— WHAT YOU ARE ASKED TO DO —
Using the entries that follow, collect the lines where the word "Gymnasium" appears.

— DATA FOR THIS TASK —
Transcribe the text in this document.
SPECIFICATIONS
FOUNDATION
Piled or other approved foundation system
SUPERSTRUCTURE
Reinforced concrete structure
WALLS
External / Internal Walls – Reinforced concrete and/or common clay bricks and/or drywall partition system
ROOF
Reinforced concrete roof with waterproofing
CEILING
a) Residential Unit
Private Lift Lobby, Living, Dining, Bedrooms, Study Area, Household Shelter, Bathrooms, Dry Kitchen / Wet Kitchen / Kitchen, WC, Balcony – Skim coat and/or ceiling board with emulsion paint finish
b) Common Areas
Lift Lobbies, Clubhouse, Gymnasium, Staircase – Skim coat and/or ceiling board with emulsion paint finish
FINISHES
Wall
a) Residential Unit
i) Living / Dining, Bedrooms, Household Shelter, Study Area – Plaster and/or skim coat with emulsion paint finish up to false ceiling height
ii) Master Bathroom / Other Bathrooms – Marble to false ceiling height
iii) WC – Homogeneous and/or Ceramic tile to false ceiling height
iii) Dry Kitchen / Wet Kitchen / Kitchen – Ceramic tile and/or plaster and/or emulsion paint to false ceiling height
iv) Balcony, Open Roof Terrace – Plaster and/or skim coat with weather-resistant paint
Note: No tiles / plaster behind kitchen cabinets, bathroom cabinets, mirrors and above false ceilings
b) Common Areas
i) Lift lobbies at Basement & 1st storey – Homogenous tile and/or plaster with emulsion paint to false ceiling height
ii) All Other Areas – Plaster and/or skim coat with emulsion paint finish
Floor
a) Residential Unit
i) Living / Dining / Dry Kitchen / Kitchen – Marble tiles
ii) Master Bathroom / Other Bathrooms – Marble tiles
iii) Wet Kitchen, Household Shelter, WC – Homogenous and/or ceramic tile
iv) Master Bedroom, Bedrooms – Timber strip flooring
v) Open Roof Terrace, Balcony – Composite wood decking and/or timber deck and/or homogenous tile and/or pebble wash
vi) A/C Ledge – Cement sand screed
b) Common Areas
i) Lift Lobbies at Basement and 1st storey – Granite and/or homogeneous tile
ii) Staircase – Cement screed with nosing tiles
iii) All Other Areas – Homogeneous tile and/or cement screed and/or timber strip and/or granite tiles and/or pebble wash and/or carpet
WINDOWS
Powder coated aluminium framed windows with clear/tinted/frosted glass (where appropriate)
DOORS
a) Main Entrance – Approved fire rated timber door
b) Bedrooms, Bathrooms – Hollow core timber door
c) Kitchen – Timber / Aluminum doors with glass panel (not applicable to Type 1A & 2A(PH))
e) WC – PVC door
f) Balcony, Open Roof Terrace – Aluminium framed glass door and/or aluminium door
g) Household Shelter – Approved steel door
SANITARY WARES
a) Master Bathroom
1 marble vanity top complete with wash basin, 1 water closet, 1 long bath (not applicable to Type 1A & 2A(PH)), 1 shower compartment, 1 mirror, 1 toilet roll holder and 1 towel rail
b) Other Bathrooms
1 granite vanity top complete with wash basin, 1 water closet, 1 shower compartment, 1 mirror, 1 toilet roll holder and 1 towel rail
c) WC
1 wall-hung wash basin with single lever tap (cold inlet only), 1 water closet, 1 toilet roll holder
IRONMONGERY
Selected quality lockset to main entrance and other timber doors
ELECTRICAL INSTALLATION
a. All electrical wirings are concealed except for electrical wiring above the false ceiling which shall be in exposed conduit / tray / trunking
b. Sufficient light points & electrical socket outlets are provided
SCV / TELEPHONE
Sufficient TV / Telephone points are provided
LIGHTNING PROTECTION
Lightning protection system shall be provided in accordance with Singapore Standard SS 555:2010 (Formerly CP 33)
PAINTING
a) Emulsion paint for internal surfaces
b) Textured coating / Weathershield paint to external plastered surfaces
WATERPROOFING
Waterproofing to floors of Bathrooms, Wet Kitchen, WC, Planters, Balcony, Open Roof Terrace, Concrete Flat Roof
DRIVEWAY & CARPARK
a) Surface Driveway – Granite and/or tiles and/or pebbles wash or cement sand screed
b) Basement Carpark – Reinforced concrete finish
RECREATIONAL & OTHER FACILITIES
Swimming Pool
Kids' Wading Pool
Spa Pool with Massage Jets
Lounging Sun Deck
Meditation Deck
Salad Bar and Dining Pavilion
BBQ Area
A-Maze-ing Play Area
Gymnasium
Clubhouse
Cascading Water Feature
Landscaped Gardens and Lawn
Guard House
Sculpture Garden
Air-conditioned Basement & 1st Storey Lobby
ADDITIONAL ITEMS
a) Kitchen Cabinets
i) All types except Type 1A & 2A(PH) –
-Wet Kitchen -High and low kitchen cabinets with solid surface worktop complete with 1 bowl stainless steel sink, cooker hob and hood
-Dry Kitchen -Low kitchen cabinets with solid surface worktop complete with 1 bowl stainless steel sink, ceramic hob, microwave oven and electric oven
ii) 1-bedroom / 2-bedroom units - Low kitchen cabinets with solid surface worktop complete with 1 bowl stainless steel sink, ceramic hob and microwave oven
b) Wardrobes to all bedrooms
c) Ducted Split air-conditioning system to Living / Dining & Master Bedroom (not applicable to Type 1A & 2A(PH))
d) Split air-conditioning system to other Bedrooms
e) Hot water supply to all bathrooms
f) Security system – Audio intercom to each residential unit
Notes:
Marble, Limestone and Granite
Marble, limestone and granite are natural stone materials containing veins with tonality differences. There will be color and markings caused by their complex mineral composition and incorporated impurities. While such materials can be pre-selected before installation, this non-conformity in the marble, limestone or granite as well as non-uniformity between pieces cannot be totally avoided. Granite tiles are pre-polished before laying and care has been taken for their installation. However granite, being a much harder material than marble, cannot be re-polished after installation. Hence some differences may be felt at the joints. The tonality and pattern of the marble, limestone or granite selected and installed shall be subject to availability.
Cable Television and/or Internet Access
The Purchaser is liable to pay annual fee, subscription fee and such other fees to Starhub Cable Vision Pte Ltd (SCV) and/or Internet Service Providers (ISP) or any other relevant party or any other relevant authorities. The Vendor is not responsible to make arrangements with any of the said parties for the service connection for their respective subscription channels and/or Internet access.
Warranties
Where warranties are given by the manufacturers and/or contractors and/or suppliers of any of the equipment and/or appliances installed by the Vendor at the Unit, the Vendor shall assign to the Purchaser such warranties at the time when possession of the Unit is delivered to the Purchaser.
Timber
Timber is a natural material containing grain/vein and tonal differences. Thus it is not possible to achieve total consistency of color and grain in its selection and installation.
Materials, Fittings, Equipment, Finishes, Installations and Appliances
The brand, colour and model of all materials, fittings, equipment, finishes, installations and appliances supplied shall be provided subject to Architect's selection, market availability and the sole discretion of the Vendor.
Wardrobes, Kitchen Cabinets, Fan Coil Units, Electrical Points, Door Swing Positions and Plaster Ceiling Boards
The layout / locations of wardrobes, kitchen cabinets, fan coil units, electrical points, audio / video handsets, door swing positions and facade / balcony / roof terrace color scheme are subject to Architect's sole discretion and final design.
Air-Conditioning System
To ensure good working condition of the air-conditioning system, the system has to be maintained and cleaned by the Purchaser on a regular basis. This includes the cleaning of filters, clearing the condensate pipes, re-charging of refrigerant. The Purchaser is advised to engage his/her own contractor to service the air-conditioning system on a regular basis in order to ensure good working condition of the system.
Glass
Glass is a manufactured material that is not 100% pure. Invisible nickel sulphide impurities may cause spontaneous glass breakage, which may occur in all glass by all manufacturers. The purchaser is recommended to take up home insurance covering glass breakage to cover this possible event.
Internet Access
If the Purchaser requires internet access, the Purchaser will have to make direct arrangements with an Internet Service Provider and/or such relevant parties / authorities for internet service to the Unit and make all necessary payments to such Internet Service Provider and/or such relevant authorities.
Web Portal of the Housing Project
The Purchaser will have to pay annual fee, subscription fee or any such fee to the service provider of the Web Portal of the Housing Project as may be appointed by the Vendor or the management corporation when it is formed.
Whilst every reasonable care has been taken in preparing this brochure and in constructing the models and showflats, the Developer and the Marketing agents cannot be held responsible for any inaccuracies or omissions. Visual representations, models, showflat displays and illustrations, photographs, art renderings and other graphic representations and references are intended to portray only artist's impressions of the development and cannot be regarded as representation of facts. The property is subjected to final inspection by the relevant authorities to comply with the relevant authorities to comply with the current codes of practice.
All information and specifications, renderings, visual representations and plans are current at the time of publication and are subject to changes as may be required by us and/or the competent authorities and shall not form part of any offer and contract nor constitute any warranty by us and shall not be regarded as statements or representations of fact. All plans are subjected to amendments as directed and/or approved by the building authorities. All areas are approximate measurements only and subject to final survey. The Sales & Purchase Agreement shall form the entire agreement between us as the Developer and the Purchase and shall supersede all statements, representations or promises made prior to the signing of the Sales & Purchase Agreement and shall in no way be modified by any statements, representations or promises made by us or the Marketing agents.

— THE ANSWER —
Lift Lobbies, Clubhouse, Gymnasium, Staircase – Skim coat and/or ceiling board with emulsion paint finish
Gymnasium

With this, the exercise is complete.